**** Excerpted records ****
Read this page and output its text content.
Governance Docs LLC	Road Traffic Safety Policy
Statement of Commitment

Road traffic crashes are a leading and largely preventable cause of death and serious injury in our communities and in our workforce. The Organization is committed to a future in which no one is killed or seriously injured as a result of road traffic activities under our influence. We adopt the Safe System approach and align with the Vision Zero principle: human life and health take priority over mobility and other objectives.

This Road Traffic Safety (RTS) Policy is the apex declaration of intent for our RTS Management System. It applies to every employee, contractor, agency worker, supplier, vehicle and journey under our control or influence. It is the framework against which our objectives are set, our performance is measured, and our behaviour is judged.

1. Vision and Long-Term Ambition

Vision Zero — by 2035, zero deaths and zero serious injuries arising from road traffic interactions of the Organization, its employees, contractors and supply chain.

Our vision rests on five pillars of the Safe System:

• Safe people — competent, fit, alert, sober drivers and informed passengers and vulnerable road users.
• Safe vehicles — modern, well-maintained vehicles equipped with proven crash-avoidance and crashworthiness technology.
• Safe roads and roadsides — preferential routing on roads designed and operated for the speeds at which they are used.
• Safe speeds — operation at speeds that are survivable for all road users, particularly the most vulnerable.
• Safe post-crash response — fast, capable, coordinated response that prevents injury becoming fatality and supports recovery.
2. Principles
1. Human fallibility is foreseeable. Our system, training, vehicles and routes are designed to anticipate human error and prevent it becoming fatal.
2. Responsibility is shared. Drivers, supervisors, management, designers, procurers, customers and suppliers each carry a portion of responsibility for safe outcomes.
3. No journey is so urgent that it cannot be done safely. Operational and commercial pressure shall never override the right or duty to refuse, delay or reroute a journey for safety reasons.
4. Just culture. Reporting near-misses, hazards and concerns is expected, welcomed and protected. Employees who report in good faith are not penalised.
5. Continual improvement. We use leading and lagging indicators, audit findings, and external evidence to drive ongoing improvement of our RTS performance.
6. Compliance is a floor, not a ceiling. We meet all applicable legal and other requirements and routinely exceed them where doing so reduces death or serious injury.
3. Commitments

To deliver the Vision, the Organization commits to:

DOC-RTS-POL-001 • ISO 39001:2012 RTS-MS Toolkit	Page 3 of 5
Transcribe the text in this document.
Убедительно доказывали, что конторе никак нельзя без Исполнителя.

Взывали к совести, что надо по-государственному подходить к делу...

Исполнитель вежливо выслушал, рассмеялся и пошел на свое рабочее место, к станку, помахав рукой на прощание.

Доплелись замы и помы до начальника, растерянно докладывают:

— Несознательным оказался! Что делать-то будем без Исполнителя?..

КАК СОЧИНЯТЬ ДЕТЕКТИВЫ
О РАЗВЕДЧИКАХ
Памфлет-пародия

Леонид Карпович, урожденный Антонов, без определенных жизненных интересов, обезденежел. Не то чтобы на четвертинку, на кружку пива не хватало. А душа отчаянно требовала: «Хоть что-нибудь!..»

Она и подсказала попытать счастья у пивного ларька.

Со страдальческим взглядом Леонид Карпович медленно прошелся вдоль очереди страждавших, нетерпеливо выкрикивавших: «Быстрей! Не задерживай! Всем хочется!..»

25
****
#### Task description:
Identify lines with the string "Organization". Copy each one.

#### Exercise response:
Road traffic crashes are a leading and largely preventable cause of death and serious injury in our communities and in our workforce. The Organization is committed to a future in which no one is killed or seriously injured as a result of road traffic activities under our influence. We adopt the Safe System approach and align with the Vision Zero principle: human life and health take priority over mobility and other objectives.
Vision Zero — by 2035, zero deaths and zero serious injuries arising from road traffic interactions of the Organization, its employees, contractors and supply chain.
To deliver the Vision, the Organization commits to:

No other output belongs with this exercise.